(What to produce)
Restate the full set of records exactly, without adding or dropping a word.

§

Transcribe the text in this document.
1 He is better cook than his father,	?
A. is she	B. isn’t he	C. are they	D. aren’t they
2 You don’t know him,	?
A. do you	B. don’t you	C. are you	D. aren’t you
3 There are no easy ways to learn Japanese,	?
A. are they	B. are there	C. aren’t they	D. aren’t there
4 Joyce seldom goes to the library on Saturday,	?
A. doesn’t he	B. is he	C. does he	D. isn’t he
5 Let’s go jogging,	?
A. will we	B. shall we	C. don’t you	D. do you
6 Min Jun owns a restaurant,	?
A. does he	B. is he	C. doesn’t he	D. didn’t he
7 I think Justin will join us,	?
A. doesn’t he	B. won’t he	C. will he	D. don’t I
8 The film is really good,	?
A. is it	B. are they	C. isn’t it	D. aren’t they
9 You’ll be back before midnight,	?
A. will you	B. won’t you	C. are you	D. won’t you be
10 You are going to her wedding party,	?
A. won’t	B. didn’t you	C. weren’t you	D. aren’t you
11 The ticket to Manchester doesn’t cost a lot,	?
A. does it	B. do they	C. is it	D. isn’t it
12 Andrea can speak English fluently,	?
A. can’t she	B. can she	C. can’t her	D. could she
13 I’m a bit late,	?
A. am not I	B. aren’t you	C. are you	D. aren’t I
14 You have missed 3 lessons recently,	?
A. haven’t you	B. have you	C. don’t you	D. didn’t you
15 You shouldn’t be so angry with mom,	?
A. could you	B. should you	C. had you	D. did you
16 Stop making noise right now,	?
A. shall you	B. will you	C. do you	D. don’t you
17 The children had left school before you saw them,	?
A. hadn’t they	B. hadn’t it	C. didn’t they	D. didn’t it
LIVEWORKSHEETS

§

(Response to this exercise)
Transcribe the text in this document.
1 He is better cook than his father,	?
A. is she	B. isn’t he	C. are they	D. aren’t they
2 You don’t know him,	?
A. do you	B. don’t you	C. are you	D. aren’t you
3 There are no easy ways to learn Japanese,	?
A. are they	B. are there	C. aren’t they	D. aren’t there
4 Joyce seldom goes to the library on Saturday,	?
A. doesn’t he	B. is he	C. does he	D. isn’t he
5 Let’s go jogging,	?
A. will we	B. shall we	C. don’t you	D. do you
6 Min Jun owns a restaurant,	?
A. does he	B. is he	C. doesn’t he	D. didn’t he
7 I think Justin will join us,	?
A. doesn’t he	B. won’t he	C. will he	D. don’t I
8 The film is really good,	?
A. is it	B. are they	C. isn’t it	D. aren’t they
9 You’ll be back before midnight,	?
A. will you	B. won’t you	C. are you	D. won’t you be
10 You are going to her wedding party,	?
A. won’t	B. didn’t you	C. weren’t you	D. aren’t you
11 The ticket to Manchester doesn’t cost a lot,	?
A. does it	B. do they	C. is it	D. isn’t it
12 Andrea can speak English fluently,	?
A. can’t she	B. can she	C. can’t her	D. could she
13 I’m a bit late,	?
A. am not I	B. aren’t you	C. are you	D. aren’t I
14 You have missed 3 lessons recently,	?
A. haven’t you	B. have you	C. don’t you	D. didn’t you
15 You shouldn’t be so angry with mom,	?
A. could you	B. should you	C. had you	D. did you
16 Stop making noise right now,	?
A. shall you	B. will you	C. do you	D. don’t you
17 The children had left school before you saw them,	?
A. hadn’t they	B. hadn’t it	C. didn’t they	D. didn’t it
LIVEWORKSHEETS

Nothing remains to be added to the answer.